** BEGIN RECORDS TO USE **

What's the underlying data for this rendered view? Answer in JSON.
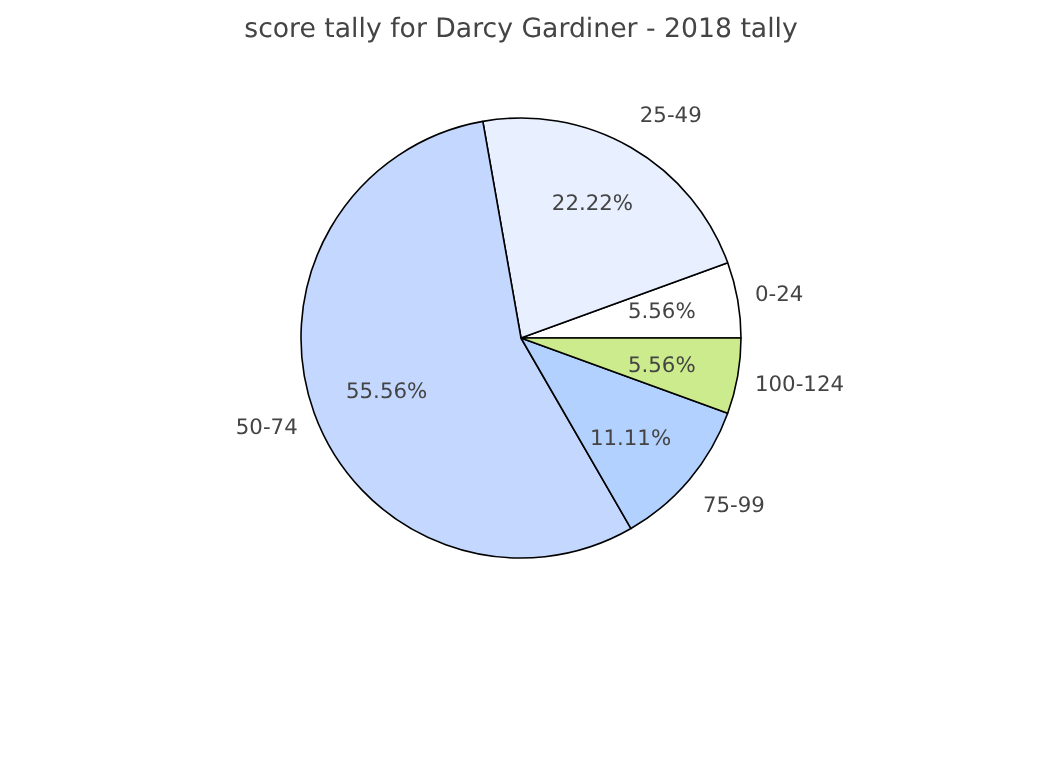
{
  "chart_data": {
    "type": "pie",
    "title": "score tally for Darcy Gardiner - 2018 tally",
    "categories": [
      "0-24",
      "25-49",
      "50-74",
      "75-99",
      "100-124"
    ],
    "values": [
      5.56,
      22.22,
      55.56,
      11.11,
      5.56
    ],
    "colors": [
      "#ffffff",
      "#e8f0ff",
      "#c4d8ff",
      "#b3d1ff",
      "#cceb8c"
    ],
    "value_labels": [
      "5.56%",
      "22.22%",
      "55.56%",
      "11.11%",
      "5.56%"
    ]
  }
}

** END RECORDS TO USE **

- THE TASK: Images should not appear in the copy; retype the listing above exactly.

- EXERCISE SOLUTION:
What's the underlying data for this rendered view? Answer in JSON.
{
  "chart_data": {
    "type": "pie",
    "title": "score tally for Darcy Gardiner - 2018 tally",
    "categories": [
      "0-24",
      "25-49",
      "50-74",
      "75-99",
      "100-124"
    ],
    "values": [
      5.56,
      22.22,
      55.56,
      11.11,
      5.56
    ],
    "colors": [
      "#ffffff",
      "#e8f0ff",
      "#c4d8ff",
      "#b3d1ff",
      "#cceb8c"
    ],
    "value_labels": [
      "5.56%",
      "22.22%",
      "55.56%",
      "11.11%",
      "5.56%"
    ]
  }
}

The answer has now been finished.